# Task brief:
Reproduce the entries below in full, word for word.
=== Exercise material ===
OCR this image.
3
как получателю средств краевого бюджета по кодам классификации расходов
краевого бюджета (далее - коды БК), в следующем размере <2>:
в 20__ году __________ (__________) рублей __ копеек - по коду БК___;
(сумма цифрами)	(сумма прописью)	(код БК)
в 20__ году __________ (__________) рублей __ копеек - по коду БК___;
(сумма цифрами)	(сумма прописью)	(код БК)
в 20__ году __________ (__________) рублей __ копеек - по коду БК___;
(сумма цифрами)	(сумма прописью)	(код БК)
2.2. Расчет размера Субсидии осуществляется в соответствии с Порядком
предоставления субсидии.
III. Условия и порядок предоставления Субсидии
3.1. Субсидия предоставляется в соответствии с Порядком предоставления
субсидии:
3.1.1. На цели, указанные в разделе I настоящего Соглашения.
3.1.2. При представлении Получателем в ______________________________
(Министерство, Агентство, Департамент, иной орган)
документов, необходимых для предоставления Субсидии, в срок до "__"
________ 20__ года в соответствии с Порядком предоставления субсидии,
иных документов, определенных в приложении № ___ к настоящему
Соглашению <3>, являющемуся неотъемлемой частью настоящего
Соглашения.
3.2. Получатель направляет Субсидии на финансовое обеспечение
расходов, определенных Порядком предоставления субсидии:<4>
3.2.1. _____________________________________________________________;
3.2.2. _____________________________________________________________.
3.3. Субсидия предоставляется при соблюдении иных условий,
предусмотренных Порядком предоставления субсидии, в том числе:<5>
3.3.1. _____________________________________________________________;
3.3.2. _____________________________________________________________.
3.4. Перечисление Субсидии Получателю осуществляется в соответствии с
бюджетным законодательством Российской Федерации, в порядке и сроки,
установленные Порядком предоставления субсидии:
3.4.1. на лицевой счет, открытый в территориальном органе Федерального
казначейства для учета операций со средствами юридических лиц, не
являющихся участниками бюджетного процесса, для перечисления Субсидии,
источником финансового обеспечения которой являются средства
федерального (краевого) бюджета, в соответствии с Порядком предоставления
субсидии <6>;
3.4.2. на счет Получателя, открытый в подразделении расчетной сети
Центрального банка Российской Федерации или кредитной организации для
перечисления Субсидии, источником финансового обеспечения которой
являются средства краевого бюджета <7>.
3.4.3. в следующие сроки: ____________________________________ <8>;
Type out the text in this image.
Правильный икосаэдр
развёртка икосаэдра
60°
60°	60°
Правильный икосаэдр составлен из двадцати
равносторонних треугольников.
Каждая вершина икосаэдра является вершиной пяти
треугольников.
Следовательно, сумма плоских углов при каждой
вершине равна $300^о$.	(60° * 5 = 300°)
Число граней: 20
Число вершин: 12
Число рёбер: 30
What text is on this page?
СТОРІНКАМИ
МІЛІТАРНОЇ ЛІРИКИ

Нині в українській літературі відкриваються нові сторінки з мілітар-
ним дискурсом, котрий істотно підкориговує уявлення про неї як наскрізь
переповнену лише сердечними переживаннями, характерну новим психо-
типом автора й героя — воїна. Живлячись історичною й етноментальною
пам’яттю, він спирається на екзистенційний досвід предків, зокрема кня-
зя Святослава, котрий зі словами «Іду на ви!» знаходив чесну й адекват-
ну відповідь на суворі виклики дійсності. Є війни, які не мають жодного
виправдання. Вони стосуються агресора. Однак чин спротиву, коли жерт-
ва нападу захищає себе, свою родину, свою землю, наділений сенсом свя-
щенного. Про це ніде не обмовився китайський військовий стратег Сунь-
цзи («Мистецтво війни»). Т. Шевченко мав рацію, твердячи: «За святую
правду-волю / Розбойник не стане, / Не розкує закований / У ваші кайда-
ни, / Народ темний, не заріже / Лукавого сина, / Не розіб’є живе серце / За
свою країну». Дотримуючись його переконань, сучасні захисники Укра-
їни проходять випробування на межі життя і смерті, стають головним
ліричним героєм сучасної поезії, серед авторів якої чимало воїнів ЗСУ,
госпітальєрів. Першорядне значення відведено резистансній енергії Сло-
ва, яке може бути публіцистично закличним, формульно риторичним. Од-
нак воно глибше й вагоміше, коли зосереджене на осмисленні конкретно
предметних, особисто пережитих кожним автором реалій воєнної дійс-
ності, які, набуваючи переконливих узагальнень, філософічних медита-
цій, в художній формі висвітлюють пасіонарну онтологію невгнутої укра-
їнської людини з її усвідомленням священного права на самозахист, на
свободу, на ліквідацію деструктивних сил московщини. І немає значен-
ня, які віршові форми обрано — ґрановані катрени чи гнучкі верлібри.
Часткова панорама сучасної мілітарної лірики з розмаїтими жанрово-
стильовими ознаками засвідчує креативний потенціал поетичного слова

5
===
# Complete response:
OCR this image.
3
как получателю средств краевого бюджета по кодам классификации расходов
краевого бюджета (далее - коды БК), в следующем размере <2>:
в 20__ году __________ (__________) рублей __ копеек - по коду БК___;
(сумма цифрами)	(сумма прописью)	(код БК)
в 20__ году __________ (__________) рублей __ копеек - по коду БК___;
(сумма цифрами)	(сумма прописью)	(код БК)
в 20__ году __________ (__________) рублей __ копеек - по коду БК___;
(сумма цифрами)	(сумма прописью)	(код БК)
2.2. Расчет размера Субсидии осуществляется в соответствии с Порядком
предоставления субсидии.
III. Условия и порядок предоставления Субсидии
3.1. Субсидия предоставляется в соответствии с Порядком предоставления
субсидии:
3.1.1. На цели, указанные в разделе I настоящего Соглашения.
3.1.2. При представлении Получателем в ______________________________
(Министерство, Агентство, Департамент, иной орган)
документов, необходимых для предоставления Субсидии, в срок до "__"
________ 20__ года в соответствии с Порядком предоставления субсидии,
иных документов, определенных в приложении № ___ к настоящему
Соглашению <3>, являющемуся неотъемлемой частью настоящего
Соглашения.
3.2. Получатель направляет Субсидии на финансовое обеспечение
расходов, определенных Порядком предоставления субсидии:<4>
3.2.1. _____________________________________________________________;
3.2.2. _____________________________________________________________.
3.3. Субсидия предоставляется при соблюдении иных условий,
предусмотренных Порядком предоставления субсидии, в том числе:<5>
3.3.1. _____________________________________________________________;
3.3.2. _____________________________________________________________.
3.4. Перечисление Субсидии Получателю осуществляется в соответствии с
бюджетным законодательством Российской Федерации, в порядке и сроки,
установленные Порядком предоставления субсидии:
3.4.1. на лицевой счет, открытый в территориальном органе Федерального
казначейства для учета операций со средствами юридических лиц, не
являющихся участниками бюджетного процесса, для перечисления Субсидии,
источником финансового обеспечения которой являются средства
федерального (краевого) бюджета, в соответствии с Порядком предоставления
субсидии <6>;
3.4.2. на счет Получателя, открытый в подразделении расчетной сети
Центрального банка Российской Федерации или кредитной организации для
перечисления Субсидии, источником финансового обеспечения которой
являются средства краевого бюджета <7>.
3.4.3. в следующие сроки: ____________________________________ <8>;
Type out the text in this image.
Правильный икосаэдр
развёртка икосаэдра
60°
60°	60°
Правильный икосаэдр составлен из двадцати
равносторонних треугольников.
Каждая вершина икосаэдра является вершиной пяти
треугольников.
Следовательно, сумма плоских углов при каждой
вершине равна $300^о$.	(60° * 5 = 300°)
Число граней: 20
Число вершин: 12
Число рёбер: 30
What text is on this page?
СТОРІНКАМИ
МІЛІТАРНОЇ ЛІРИКИ

Нині в українській літературі відкриваються нові сторінки з мілітар-
ним дискурсом, котрий істотно підкориговує уявлення про неї як наскрізь
переповнену лише сердечними переживаннями, характерну новим психо-
типом автора й героя — воїна. Живлячись історичною й етноментальною
пам’яттю, він спирається на екзистенційний досвід предків, зокрема кня-
зя Святослава, котрий зі словами «Іду на ви!» знаходив чесну й адекват-
ну відповідь на суворі виклики дійсності. Є війни, які не мають жодного
виправдання. Вони стосуються агресора. Однак чин спротиву, коли жерт-
ва нападу захищає себе, свою родину, свою землю, наділений сенсом свя-
щенного. Про це ніде не обмовився китайський військовий стратег Сунь-
цзи («Мистецтво війни»). Т. Шевченко мав рацію, твердячи: «За святую
правду-волю / Розбойник не стане, / Не розкує закований / У ваші кайда-
ни, / Народ темний, не заріже / Лукавого сина, / Не розіб’є живе серце / За
свою країну». Дотримуючись його переконань, сучасні захисники Укра-
їни проходять випробування на межі життя і смерті, стають головним
ліричним героєм сучасної поезії, серед авторів якої чимало воїнів ЗСУ,
госпітальєрів. Першорядне значення відведено резистансній енергії Сло-
ва, яке може бути публіцистично закличним, формульно риторичним. Од-
нак воно глибше й вагоміше, коли зосереджене на осмисленні конкретно
предметних, особисто пережитих кожним автором реалій воєнної дійс-
ності, які, набуваючи переконливих узагальнень, філософічних медита-
цій, в художній формі висвітлюють пасіонарну онтологію невгнутої укра-
їнської людини з її усвідомленням священного права на самозахист, на
свободу, на ліквідацію деструктивних сил московщини. І немає значен-
ня, які віршові форми обрано — ґрановані катрени чи гнучкі верлібри.
Часткова панорама сучасної мілітарної лірики з розмаїтими жанрово-
стильовими ознаками засвідчує креативний потенціал поетичного слова

5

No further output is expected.